Exercise task =
Every record that follows must be duplicated exactly, with images left out.

Provided entries =
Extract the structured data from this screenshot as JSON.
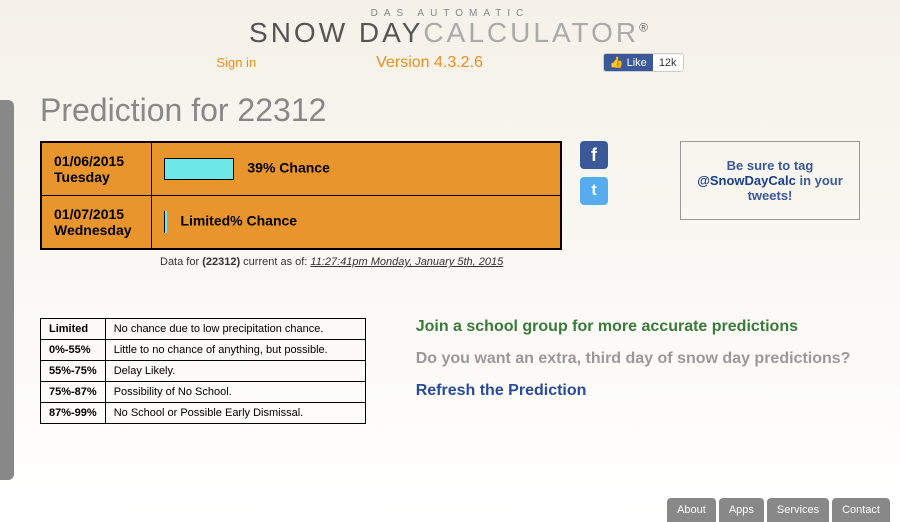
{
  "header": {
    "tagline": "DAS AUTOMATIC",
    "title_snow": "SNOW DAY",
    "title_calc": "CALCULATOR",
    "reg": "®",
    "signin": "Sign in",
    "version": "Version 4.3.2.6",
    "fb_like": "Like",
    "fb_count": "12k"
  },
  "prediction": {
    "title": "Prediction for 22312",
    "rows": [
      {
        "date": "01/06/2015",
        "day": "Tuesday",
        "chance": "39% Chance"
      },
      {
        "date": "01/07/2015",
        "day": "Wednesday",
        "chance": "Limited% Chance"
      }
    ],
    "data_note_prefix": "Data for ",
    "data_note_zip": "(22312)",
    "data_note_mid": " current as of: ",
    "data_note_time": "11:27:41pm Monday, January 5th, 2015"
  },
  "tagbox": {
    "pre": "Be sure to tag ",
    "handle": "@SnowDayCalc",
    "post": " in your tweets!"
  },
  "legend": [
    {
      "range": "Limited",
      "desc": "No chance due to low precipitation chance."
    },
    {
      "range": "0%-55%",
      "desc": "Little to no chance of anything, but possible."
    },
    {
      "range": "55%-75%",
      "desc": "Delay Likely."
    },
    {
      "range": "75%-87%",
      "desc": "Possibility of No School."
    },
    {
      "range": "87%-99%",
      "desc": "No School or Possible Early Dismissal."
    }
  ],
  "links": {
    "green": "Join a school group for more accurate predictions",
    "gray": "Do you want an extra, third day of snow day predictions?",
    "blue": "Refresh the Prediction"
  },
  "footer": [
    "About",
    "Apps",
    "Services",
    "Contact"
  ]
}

Answer for this exercise =
Extract the structured data from this screenshot as JSON.
{
  "header": {
    "tagline": "DAS AUTOMATIC",
    "title_snow": "SNOW DAY",
    "title_calc": "CALCULATOR",
    "reg": "®",
    "signin": "Sign in",
    "version": "Version 4.3.2.6",
    "fb_like": "Like",
    "fb_count": "12k"
  },
  "prediction": {
    "title": "Prediction for 22312",
    "rows": [
      {
        "date": "01/06/2015",
        "day": "Tuesday",
        "chance": "39% Chance"
      },
      {
        "date": "01/07/2015",
        "day": "Wednesday",
        "chance": "Limited% Chance"
      }
    ],
    "data_note_prefix": "Data for ",
    "data_note_zip": "(22312)",
    "data_note_mid": " current as of: ",
    "data_note_time": "11:27:41pm Monday, January 5th, 2015"
  },
  "tagbox": {
    "pre": "Be sure to tag ",
    "handle": "@SnowDayCalc",
    "post": " in your tweets!"
  },
  "legend": [
    {
      "range": "Limited",
      "desc": "No chance due to low precipitation chance."
    },
    {
      "range": "0%-55%",
      "desc": "Little to no chance of anything, but possible."
    },
    {
      "range": "55%-75%",
      "desc": "Delay Likely."
    },
    {
      "range": "75%-87%",
      "desc": "Possibility of No School."
    },
    {
      "range": "87%-99%",
      "desc": "No School or Possible Early Dismissal."
    }
  ],
  "links": {
    "green": "Join a school group for more accurate predictions",
    "gray": "Do you want an extra, third day of snow day predictions?",
    "blue": "Refresh the Prediction"
  },
  "footer": [
    "About",
    "Apps",
    "Services",
    "Contact"
  ]
}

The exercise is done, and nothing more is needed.